__TASK STATEMENT__:
After reading the lines below, count those that contain "ASCVD" and give the count alone.

Items from a document page collection
☆ ☆ ☆

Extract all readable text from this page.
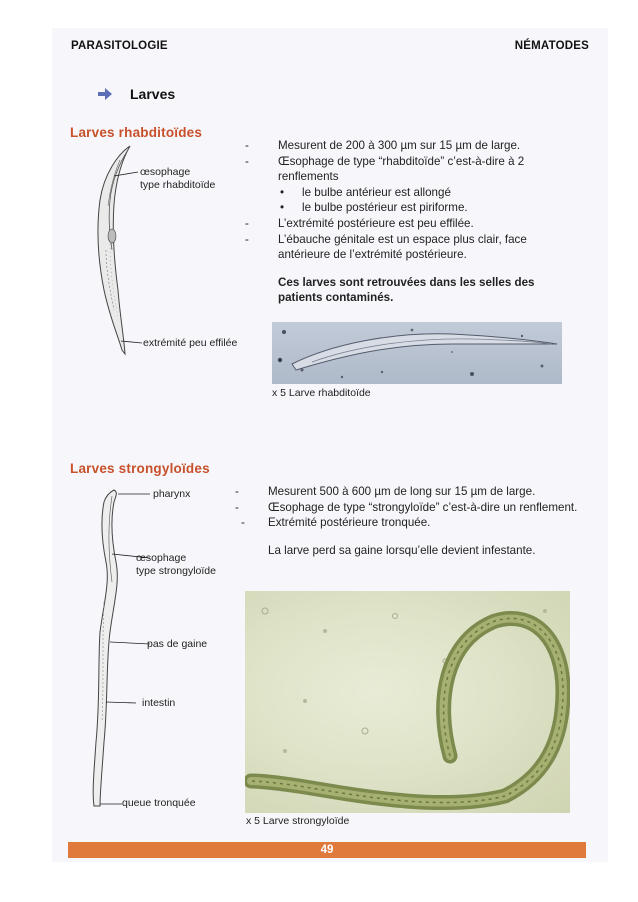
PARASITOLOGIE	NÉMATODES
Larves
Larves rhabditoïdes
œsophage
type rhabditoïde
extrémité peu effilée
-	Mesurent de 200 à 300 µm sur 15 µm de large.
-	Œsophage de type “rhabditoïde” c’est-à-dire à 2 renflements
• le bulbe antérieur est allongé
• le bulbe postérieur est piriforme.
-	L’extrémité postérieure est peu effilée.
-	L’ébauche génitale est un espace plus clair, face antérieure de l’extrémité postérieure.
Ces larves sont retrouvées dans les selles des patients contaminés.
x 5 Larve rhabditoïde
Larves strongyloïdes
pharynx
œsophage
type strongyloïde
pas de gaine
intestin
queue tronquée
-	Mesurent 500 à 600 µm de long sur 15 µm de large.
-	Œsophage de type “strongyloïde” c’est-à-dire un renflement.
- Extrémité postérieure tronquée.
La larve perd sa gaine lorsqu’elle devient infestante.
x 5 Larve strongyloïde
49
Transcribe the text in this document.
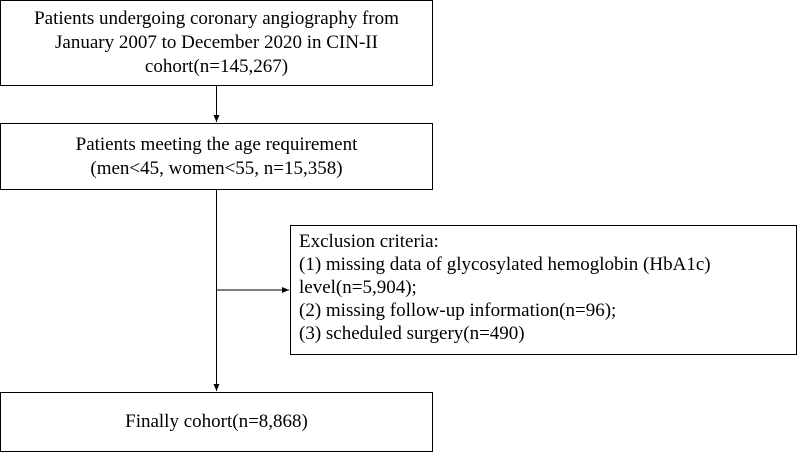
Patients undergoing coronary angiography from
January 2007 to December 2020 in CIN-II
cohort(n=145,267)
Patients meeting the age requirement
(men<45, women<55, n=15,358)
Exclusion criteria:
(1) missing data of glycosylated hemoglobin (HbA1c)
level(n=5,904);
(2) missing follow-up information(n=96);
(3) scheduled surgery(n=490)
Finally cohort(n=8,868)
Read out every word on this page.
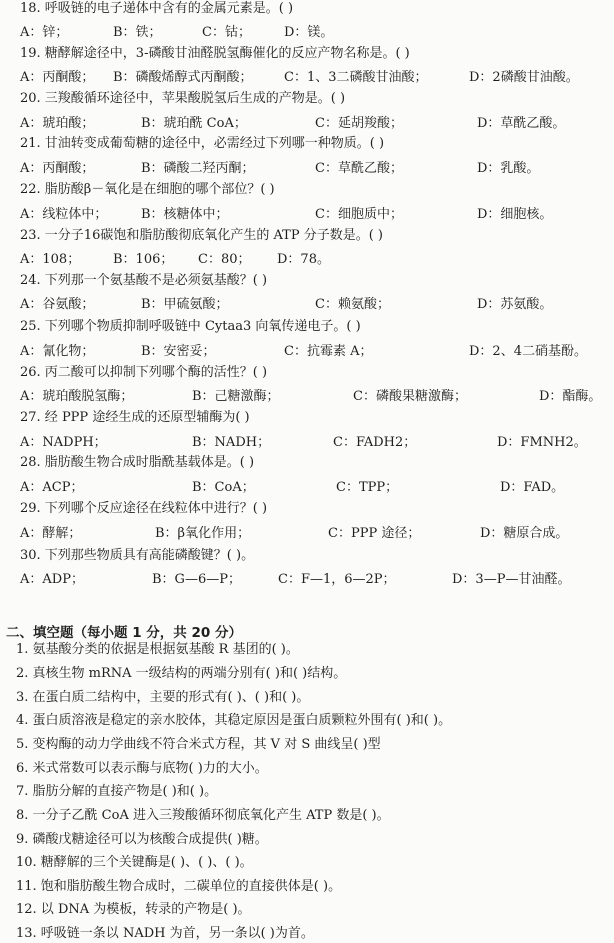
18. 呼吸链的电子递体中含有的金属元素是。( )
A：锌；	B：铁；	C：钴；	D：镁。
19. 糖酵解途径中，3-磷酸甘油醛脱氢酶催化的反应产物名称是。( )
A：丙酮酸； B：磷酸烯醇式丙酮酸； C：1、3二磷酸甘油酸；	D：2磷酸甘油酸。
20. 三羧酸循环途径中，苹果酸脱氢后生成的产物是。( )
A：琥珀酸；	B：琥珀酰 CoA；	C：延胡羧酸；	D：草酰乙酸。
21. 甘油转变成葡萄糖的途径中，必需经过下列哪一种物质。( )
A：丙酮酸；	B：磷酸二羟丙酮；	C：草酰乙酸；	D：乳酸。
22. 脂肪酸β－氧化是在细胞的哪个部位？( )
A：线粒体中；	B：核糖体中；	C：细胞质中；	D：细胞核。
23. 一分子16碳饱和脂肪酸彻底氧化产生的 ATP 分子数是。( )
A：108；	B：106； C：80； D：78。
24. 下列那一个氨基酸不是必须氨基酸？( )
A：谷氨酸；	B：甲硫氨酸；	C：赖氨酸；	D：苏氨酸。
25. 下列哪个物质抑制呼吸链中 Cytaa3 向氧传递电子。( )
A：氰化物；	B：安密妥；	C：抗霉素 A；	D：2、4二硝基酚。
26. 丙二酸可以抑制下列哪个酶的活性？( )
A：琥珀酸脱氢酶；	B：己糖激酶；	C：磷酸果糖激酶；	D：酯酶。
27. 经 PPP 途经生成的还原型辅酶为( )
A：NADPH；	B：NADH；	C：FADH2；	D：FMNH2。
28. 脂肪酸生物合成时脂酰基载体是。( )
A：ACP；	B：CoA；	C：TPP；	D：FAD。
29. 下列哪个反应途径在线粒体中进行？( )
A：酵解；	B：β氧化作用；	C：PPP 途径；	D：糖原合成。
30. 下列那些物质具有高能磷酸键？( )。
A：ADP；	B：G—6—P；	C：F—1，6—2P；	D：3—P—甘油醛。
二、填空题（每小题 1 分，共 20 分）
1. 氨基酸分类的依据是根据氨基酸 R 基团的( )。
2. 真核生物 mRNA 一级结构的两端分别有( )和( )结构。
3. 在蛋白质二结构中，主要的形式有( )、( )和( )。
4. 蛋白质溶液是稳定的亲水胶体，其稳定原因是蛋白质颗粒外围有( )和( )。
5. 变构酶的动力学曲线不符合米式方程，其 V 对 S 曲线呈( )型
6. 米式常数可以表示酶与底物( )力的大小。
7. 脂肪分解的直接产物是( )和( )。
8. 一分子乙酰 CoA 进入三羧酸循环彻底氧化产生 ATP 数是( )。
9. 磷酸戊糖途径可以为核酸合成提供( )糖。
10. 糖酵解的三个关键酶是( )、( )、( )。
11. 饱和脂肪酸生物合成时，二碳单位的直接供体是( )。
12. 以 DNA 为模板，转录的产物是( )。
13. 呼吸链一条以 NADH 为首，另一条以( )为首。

☆ ☆ ☆

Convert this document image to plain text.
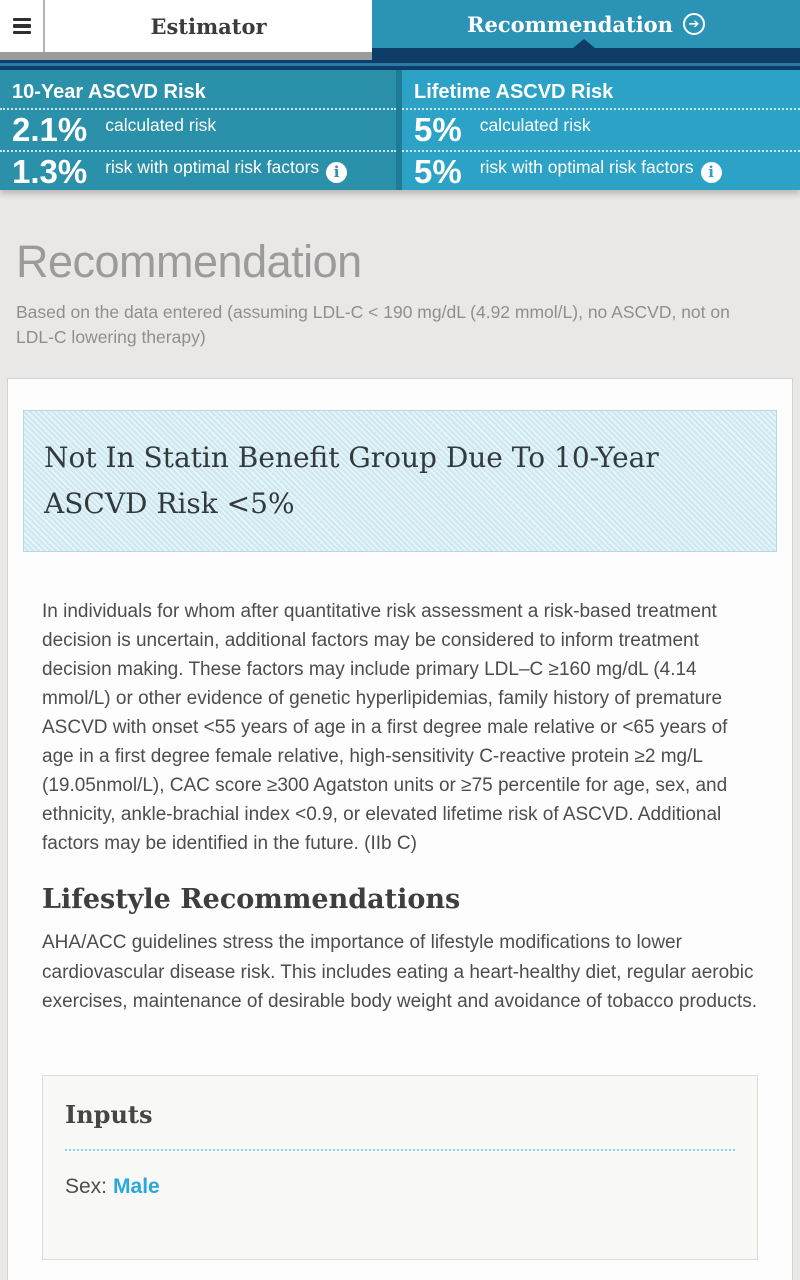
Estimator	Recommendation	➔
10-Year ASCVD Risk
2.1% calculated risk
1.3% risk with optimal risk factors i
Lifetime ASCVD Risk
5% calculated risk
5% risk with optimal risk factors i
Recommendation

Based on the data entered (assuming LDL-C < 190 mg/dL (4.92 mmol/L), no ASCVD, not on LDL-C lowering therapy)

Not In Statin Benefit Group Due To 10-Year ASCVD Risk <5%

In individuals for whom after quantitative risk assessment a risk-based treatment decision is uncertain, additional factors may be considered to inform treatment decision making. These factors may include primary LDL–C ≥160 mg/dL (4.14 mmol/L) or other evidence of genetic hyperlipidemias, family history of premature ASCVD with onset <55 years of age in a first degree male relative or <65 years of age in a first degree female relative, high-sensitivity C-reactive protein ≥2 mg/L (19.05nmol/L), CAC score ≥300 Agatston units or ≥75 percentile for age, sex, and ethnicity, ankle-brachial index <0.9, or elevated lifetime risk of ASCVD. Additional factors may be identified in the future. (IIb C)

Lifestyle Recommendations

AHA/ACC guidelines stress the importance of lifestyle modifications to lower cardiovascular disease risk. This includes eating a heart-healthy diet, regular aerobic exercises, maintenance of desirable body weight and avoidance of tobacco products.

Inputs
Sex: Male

☆ ☆ ☆

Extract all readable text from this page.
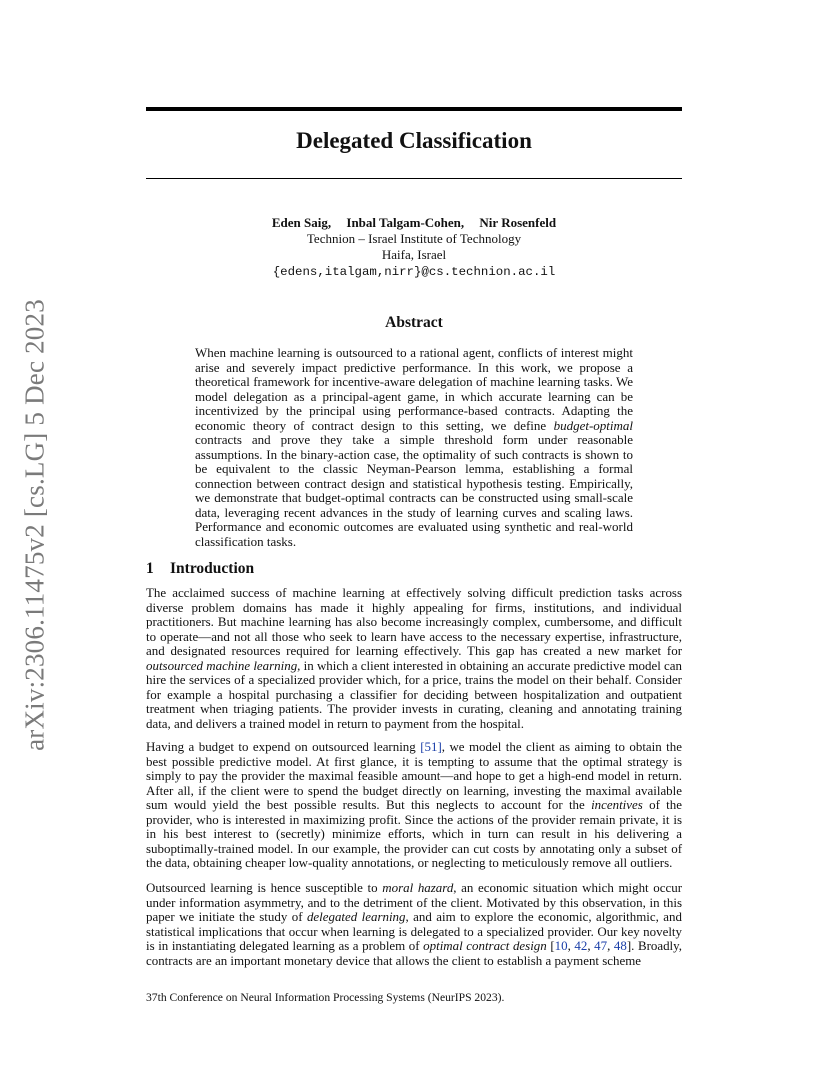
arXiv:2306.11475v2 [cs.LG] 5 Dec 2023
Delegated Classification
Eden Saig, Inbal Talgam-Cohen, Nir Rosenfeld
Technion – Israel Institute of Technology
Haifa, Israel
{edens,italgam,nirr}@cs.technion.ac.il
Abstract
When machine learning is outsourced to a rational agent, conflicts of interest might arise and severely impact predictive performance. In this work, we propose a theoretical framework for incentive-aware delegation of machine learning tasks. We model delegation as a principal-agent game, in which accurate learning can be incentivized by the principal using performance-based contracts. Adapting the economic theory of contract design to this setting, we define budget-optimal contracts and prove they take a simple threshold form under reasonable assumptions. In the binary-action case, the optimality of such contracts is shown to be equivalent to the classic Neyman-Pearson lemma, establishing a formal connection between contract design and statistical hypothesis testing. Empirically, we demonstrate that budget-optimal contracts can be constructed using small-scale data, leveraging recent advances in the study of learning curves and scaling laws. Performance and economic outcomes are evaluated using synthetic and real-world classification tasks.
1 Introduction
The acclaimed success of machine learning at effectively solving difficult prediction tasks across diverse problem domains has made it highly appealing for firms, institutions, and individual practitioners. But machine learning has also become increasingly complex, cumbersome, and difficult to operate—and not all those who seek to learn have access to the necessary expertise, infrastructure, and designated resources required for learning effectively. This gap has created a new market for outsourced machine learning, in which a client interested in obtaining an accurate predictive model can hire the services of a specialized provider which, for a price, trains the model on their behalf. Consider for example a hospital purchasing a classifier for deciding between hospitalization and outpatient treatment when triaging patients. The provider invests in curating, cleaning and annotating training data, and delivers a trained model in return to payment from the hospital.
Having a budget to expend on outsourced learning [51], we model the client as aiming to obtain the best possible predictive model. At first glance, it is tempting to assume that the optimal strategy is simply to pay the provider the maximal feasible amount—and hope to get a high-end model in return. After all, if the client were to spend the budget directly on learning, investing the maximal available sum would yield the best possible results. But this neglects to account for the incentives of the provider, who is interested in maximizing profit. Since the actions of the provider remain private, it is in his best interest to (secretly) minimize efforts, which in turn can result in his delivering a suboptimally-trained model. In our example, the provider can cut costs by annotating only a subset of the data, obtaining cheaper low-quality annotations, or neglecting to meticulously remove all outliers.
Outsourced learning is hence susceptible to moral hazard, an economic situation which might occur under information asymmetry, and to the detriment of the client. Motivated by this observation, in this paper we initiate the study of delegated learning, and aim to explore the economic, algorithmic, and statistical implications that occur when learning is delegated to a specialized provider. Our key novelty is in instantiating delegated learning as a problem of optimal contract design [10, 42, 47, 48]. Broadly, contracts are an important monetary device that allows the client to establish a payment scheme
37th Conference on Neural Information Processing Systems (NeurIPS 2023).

☆ ☆ ☆

__ANSWER SECTION__:
5